▶ [Entries shown]:
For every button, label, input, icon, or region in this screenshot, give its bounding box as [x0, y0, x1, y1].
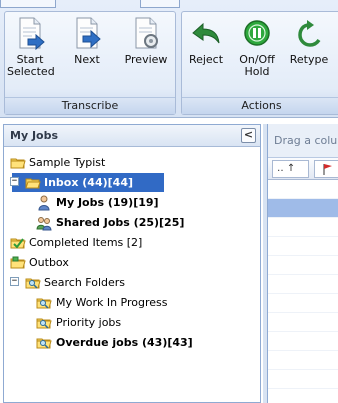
my-jobs-pane: My Jobs < Sample Typist − Inbox (44)[44] — [3, 124, 261, 403]
retype-arrow-icon — [298, 20, 321, 47]
folder-tree: Sample Typist − Inbox (44)[44] My Jobs (… — [4, 147, 260, 353]
tree-node-sample-typist[interactable]: Sample Typist — [4, 153, 260, 173]
on-off-hold-button[interactable]: On/Off Hold — [232, 16, 282, 94]
collapse-toggle[interactable]: − — [10, 277, 19, 286]
table-row[interactable] — [268, 370, 338, 389]
table-row[interactable] — [268, 313, 338, 332]
tree-node-label: Inbox (44)[44] — [44, 176, 134, 189]
tree-node-my-work-in-progress[interactable]: My Work In Progress — [4, 293, 260, 313]
reject-label: Reject — [188, 53, 224, 66]
search-folder-icon — [36, 298, 52, 309]
table-row[interactable] — [268, 237, 338, 256]
reject-arrow-icon — [192, 22, 220, 44]
tree-node-label: My Jobs (19)[19] — [56, 196, 159, 209]
tree-node-completed-items[interactable]: Completed Items [2] — [4, 233, 260, 253]
reject-button[interactable]: Reject — [185, 16, 227, 94]
grid-column-headers: ‥ ↑ — [268, 158, 338, 180]
table-row[interactable] — [268, 199, 338, 218]
tree-node-label: My Work In Progress — [56, 296, 168, 309]
search-folder-icon — [36, 338, 52, 349]
tree-node-overdue-jobs[interactable]: Overdue jobs (43)[43] — [4, 333, 260, 353]
on-off-hold-label: On/Off Hold — [239, 53, 275, 78]
tree-node-label: Outbox — [29, 256, 69, 269]
column-header-sort[interactable]: ‥ ↑ — [272, 160, 309, 178]
tree-node-label: Completed Items [2] — [29, 236, 143, 249]
table-row[interactable] — [268, 180, 338, 199]
start-selected-button[interactable]: Start Selected — [7, 16, 55, 94]
jobs-grid-pane: Drag a colu ‥ ↑ — [267, 124, 338, 403]
pane-header: My Jobs < — [4, 125, 260, 147]
start-selected-label: Start Selected — [7, 53, 55, 78]
next-button[interactable]: Next — [65, 16, 109, 94]
next-document-icon — [76, 17, 101, 49]
preview-button[interactable]: Preview — [121, 16, 171, 94]
tree-node-inbox[interactable]: − Inbox (44)[44] — [4, 173, 260, 193]
collapse-pane-button[interactable]: < — [241, 128, 256, 143]
preview-document-icon — [135, 17, 158, 49]
next-label: Next — [74, 53, 100, 66]
table-row[interactable] — [268, 351, 338, 370]
table-row[interactable] — [268, 218, 338, 237]
search-folder-icon — [25, 278, 41, 289]
ribbon-group-label-transcribe: Transcribe — [5, 97, 175, 114]
tree-node-label: Search Folders — [44, 276, 126, 289]
folder-icon — [10, 158, 26, 169]
start-selected-document-icon — [19, 17, 45, 50]
ribbon-group-label-actions: Actions — [182, 97, 338, 114]
retype-button[interactable]: Retype — [286, 16, 332, 94]
tree-node-outbox[interactable]: Outbox — [4, 253, 260, 273]
collapse-toggle[interactable]: − — [10, 177, 19, 186]
tree-node-my-jobs[interactable]: My Jobs (19)[19] — [4, 193, 260, 213]
search-folder-icon — [36, 318, 52, 329]
table-row[interactable] — [268, 275, 338, 294]
completed-folder-icon — [10, 238, 26, 249]
table-row[interactable] — [268, 256, 338, 275]
ribbon: Start Selected Next Preview Transcribe R… — [0, 0, 338, 118]
table-row[interactable] — [268, 294, 338, 313]
preview-label: Preview — [124, 53, 168, 66]
flag-icon — [323, 164, 332, 175]
retype-label: Retype — [289, 53, 329, 66]
tree-node-search-folders[interactable]: − Search Folders — [4, 273, 260, 293]
ribbon-tab-edge — [140, 0, 180, 8]
ribbon-tab-edge — [0, 0, 56, 8]
pane-title: My Jobs — [10, 129, 59, 142]
ribbon-group-transcribe: Start Selected Next Preview Transcribe — [4, 11, 176, 115]
tree-node-label: Sample Typist — [29, 156, 106, 169]
tree-node-label: Overdue jobs (43)[43] — [56, 336, 193, 349]
tree-node-priority-jobs[interactable]: Priority jobs — [4, 313, 260, 333]
tree-node-shared-jobs[interactable]: Shared Jobs (25)[25] — [4, 213, 260, 233]
tree-node-label: Priority jobs — [56, 316, 122, 329]
user-icon — [38, 195, 50, 211]
users-icon — [36, 217, 52, 231]
table-row[interactable] — [268, 332, 338, 351]
outbox-folder-icon — [10, 256, 26, 269]
folder-open-icon — [25, 178, 41, 189]
tree-node-label: Shared Jobs (25)[25] — [56, 216, 185, 229]
group-by-drop-area[interactable]: Drag a colu — [268, 124, 338, 158]
column-header-flag[interactable] — [314, 160, 338, 178]
pause-hold-icon — [244, 20, 270, 46]
ribbon-group-actions: Reject On/Off Hold Retype Actions — [181, 11, 338, 115]
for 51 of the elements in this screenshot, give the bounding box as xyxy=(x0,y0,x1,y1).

▶ [What the task requires]: Copy out every line of the records above word for word, but leave out the pictures.

▶ [Finished answer]:
For every button, label, input, icon, or region in this screenshot, give its bounding box as [x0, y0, x1, y1].
my-jobs-pane: My Jobs < Sample Typist − Inbox (44)[44] — [3, 124, 261, 403]
retype-arrow-icon — [298, 20, 321, 47]
folder-tree: Sample Typist − Inbox (44)[44] My Jobs (… — [4, 147, 260, 353]
tree-node-sample-typist[interactable]: Sample Typist — [4, 153, 260, 173]
on-off-hold-button[interactable]: On/Off Hold — [232, 16, 282, 94]
collapse-toggle[interactable]: − — [10, 277, 19, 286]
table-row[interactable] — [268, 370, 338, 389]
table-row[interactable] — [268, 313, 338, 332]
tree-node-label: Inbox (44)[44] — [44, 176, 134, 189]
tree-node-my-work-in-progress[interactable]: My Work In Progress — [4, 293, 260, 313]
reject-label: Reject — [188, 53, 224, 66]
search-folder-icon — [36, 298, 52, 309]
table-row[interactable] — [268, 237, 338, 256]
reject-arrow-icon — [192, 22, 220, 44]
tree-node-label: My Jobs (19)[19] — [56, 196, 159, 209]
tree-node-completed-items[interactable]: Completed Items [2] — [4, 233, 260, 253]
reject-button[interactable]: Reject — [185, 16, 227, 94]
grid-column-headers: ‥ ↑ — [268, 158, 338, 180]
table-row[interactable] — [268, 199, 338, 218]
tree-node-label: My Work In Progress — [56, 296, 168, 309]
search-folder-icon — [36, 338, 52, 349]
tree-node-overdue-jobs[interactable]: Overdue jobs (43)[43] — [4, 333, 260, 353]
on-off-hold-label: On/Off Hold — [239, 53, 275, 78]
tree-node-label: Outbox — [29, 256, 69, 269]
column-header-sort[interactable]: ‥ ↑ — [272, 160, 309, 178]
tree-node-label: Completed Items [2] — [29, 236, 143, 249]
table-row[interactable] — [268, 180, 338, 199]
start-selected-button[interactable]: Start Selected — [7, 16, 55, 94]
jobs-grid-pane: Drag a colu ‥ ↑ — [267, 124, 338, 403]
pane-header: My Jobs < — [4, 125, 260, 147]
start-selected-label: Start Selected — [7, 53, 55, 78]
next-button[interactable]: Next — [65, 16, 109, 94]
next-document-icon — [76, 17, 101, 49]
preview-button[interactable]: Preview — [121, 16, 171, 94]
tree-node-inbox[interactable]: − Inbox (44)[44] — [4, 173, 260, 193]
collapse-pane-button[interactable]: < — [241, 128, 256, 143]
preview-document-icon — [135, 17, 158, 49]
next-label: Next — [74, 53, 100, 66]
table-row[interactable] — [268, 351, 338, 370]
table-row[interactable] — [268, 218, 338, 237]
search-folder-icon — [25, 278, 41, 289]
ribbon-group-label-transcribe: Transcribe — [5, 97, 175, 114]
tree-node-label: Search Folders — [44, 276, 126, 289]
folder-icon — [10, 158, 26, 169]
start-selected-document-icon — [19, 17, 45, 50]
ribbon-group-label-actions: Actions — [182, 97, 338, 114]
retype-button[interactable]: Retype — [286, 16, 332, 94]
tree-node-outbox[interactable]: Outbox — [4, 253, 260, 273]
collapse-toggle[interactable]: − — [10, 177, 19, 186]
tree-node-my-jobs[interactable]: My Jobs (19)[19] — [4, 193, 260, 213]
search-folder-icon — [36, 318, 52, 329]
table-row[interactable] — [268, 275, 338, 294]
completed-folder-icon — [10, 238, 26, 249]
table-row[interactable] — [268, 256, 338, 275]
ribbon: Start Selected Next Preview Transcribe R… — [0, 0, 338, 118]
table-row[interactable] — [268, 294, 338, 313]
preview-label: Preview — [124, 53, 168, 66]
flag-icon — [323, 164, 332, 175]
retype-label: Retype — [289, 53, 329, 66]
tree-node-search-folders[interactable]: − Search Folders — [4, 273, 260, 293]
ribbon-tab-edge — [140, 0, 180, 8]
ribbon-tab-edge — [0, 0, 56, 8]
pane-title: My Jobs — [10, 129, 59, 142]
ribbon-group-transcribe: Start Selected Next Preview Transcribe — [4, 11, 176, 115]
tree-node-label: Sample Typist — [29, 156, 106, 169]
tree-node-label: Overdue jobs (43)[43] — [56, 336, 193, 349]
tree-node-priority-jobs[interactable]: Priority jobs — [4, 313, 260, 333]
tree-node-shared-jobs[interactable]: Shared Jobs (25)[25] — [4, 213, 260, 233]
tree-node-label: Priority jobs — [56, 316, 122, 329]
user-icon — [38, 195, 50, 211]
users-icon — [36, 217, 52, 231]
table-row[interactable] — [268, 332, 338, 351]
outbox-folder-icon — [10, 256, 26, 269]
folder-open-icon — [25, 178, 41, 189]
tree-node-label: Shared Jobs (25)[25] — [56, 216, 185, 229]
group-by-drop-area[interactable]: Drag a colu — [268, 124, 338, 158]
column-header-flag[interactable] — [314, 160, 338, 178]
pause-hold-icon — [244, 20, 270, 46]
ribbon-group-actions: Reject On/Off Hold Retype Actions — [181, 11, 338, 115]
for 51 of the elements in this screenshot, give the bounding box as xyxy=(x0,y0,x1,y1).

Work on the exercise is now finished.